* _Problem_: Which lines below hold the word "value"? Report each one.

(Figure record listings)
++++++++++

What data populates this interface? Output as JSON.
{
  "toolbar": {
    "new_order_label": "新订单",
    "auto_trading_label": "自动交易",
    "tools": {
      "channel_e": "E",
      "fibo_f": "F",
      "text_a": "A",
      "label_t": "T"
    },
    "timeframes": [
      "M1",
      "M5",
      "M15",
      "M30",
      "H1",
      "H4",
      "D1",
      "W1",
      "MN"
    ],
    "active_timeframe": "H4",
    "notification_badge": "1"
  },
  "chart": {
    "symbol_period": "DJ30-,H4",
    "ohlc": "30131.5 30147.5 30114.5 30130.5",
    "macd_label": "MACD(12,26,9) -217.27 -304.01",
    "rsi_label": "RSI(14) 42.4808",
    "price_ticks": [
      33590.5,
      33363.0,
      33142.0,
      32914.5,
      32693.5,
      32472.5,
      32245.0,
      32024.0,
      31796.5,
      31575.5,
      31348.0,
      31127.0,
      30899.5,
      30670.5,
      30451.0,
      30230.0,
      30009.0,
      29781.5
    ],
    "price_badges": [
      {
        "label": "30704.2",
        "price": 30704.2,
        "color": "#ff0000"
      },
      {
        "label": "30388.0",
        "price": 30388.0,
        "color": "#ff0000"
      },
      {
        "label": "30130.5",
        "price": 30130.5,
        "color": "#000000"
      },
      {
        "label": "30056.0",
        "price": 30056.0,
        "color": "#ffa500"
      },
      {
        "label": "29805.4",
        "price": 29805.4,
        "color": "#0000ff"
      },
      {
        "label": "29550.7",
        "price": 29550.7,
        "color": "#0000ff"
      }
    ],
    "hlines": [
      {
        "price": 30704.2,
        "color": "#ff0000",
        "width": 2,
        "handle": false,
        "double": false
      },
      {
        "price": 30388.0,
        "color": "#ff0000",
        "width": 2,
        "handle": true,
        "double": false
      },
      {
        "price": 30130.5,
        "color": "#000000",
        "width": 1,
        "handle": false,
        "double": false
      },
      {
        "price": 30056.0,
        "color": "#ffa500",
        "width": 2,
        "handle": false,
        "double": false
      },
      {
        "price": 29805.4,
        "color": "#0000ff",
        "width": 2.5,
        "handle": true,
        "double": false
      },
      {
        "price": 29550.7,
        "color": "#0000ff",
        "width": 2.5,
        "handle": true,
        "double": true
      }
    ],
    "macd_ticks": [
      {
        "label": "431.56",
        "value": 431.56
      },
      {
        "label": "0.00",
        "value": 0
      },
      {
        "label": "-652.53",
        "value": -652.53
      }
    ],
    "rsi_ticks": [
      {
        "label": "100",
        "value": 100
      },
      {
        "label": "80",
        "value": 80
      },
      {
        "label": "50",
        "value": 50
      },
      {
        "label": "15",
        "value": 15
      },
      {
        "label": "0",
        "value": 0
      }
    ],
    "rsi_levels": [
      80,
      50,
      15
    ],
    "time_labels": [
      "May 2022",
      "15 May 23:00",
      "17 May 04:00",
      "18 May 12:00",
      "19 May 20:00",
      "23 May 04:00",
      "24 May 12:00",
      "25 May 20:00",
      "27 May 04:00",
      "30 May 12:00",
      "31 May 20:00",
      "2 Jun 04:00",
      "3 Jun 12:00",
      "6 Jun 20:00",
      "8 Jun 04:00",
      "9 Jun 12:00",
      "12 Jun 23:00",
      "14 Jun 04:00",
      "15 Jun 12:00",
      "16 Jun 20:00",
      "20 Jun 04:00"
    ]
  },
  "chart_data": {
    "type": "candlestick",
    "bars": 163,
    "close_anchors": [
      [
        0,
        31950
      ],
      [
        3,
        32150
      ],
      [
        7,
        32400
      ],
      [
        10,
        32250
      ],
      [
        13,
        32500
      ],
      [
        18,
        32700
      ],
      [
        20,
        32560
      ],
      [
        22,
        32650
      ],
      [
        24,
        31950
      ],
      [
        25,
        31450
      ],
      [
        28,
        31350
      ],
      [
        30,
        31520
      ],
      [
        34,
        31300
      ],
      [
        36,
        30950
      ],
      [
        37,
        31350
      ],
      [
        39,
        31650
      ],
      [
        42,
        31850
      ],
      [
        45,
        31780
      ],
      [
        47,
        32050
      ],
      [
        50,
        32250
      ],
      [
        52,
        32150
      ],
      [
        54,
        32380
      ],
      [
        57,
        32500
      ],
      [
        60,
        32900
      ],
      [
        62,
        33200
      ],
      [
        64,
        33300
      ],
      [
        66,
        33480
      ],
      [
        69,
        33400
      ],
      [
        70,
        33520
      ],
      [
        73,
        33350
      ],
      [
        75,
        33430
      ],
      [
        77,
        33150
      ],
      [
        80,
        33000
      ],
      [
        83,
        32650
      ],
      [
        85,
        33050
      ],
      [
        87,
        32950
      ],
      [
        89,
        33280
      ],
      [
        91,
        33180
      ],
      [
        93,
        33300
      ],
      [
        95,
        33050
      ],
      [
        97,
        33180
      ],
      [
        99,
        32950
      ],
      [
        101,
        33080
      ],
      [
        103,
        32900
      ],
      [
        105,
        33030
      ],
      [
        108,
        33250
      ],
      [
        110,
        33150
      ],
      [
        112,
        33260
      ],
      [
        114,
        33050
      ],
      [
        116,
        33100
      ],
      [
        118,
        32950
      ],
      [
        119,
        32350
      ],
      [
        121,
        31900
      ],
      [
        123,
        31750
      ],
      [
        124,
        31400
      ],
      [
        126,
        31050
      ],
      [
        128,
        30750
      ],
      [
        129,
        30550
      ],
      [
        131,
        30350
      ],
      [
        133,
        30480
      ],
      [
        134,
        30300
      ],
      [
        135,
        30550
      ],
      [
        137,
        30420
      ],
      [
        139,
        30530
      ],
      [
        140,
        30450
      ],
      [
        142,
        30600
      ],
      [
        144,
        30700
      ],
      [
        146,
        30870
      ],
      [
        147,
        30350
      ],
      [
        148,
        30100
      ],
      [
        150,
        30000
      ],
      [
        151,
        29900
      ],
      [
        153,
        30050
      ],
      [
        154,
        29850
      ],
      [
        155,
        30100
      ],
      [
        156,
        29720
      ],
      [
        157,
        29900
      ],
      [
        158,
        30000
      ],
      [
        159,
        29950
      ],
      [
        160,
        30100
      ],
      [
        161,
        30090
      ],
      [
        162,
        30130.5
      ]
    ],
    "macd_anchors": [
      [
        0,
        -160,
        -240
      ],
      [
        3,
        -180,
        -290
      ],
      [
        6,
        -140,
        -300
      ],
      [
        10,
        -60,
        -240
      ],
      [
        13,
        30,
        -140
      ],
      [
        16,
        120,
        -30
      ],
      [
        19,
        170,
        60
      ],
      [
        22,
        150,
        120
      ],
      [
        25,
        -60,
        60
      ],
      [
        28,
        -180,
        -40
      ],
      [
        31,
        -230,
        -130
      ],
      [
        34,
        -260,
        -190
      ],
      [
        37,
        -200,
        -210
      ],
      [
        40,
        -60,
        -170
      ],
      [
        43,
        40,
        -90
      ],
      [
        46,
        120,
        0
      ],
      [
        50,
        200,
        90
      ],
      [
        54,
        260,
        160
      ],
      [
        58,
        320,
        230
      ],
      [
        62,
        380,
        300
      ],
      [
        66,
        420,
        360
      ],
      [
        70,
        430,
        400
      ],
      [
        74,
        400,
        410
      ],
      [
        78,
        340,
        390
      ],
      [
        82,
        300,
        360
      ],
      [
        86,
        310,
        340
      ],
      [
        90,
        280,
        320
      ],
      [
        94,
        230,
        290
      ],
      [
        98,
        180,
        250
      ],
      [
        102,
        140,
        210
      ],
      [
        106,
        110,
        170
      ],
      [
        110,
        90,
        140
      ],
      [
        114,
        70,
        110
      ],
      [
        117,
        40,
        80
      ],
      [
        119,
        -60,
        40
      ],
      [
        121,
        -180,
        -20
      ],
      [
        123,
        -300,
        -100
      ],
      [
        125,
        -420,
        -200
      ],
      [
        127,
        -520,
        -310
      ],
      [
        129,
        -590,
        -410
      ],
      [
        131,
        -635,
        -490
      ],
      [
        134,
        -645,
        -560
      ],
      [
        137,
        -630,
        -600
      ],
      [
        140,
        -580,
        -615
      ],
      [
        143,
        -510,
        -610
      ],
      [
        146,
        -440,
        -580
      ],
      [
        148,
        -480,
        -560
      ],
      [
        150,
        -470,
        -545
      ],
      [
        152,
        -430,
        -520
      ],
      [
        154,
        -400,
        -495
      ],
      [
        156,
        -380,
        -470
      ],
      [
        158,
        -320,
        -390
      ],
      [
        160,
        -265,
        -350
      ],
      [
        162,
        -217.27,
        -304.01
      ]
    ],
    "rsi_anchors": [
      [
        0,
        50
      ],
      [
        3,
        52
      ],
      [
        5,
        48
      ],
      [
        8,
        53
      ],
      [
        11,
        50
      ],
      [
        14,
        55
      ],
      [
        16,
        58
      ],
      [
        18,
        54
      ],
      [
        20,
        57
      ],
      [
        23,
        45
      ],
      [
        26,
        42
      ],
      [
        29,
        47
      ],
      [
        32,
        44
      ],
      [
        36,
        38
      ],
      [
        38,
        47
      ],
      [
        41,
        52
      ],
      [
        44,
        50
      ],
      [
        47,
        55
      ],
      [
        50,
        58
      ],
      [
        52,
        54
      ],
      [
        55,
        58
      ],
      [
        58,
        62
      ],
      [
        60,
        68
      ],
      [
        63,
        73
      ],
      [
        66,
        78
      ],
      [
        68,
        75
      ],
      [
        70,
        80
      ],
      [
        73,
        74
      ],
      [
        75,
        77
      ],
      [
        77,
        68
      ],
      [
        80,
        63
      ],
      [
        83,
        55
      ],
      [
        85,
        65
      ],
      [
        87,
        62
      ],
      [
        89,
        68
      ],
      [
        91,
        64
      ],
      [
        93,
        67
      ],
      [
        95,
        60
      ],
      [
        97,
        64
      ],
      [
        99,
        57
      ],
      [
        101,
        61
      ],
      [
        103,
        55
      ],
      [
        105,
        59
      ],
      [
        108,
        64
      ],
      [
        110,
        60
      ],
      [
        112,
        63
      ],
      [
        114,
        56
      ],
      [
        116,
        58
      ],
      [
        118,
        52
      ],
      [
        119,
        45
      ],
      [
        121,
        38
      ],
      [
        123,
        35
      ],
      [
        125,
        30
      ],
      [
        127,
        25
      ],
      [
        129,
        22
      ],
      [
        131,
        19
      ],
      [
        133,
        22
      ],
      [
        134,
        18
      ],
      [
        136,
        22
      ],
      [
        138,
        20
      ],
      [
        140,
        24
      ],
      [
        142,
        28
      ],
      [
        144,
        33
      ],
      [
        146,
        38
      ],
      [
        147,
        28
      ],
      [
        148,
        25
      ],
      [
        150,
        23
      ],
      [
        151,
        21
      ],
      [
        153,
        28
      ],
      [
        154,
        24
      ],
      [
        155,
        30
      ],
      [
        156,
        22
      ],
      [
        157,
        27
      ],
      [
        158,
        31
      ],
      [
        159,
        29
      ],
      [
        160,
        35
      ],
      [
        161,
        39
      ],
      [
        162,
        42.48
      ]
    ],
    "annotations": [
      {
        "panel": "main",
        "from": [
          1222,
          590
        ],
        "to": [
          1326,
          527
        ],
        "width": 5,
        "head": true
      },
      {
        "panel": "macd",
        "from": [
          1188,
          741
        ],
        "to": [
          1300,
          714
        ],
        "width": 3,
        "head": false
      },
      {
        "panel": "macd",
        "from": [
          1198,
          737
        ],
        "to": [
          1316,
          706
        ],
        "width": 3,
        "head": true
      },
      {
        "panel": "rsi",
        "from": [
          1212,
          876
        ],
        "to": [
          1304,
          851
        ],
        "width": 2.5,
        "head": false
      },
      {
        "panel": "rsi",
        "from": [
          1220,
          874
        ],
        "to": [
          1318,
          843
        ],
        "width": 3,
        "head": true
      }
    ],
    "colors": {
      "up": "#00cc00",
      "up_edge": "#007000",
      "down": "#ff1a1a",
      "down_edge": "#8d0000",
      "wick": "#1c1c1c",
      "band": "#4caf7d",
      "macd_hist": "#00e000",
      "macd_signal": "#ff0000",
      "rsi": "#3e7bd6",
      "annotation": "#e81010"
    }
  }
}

++++++++++

* _Result below_:
        "value": 431.56
        "value": 0
        "value": -652.53
        "value": 100
        "value": 80
        "value": 50
        "value": 15
        "value": 0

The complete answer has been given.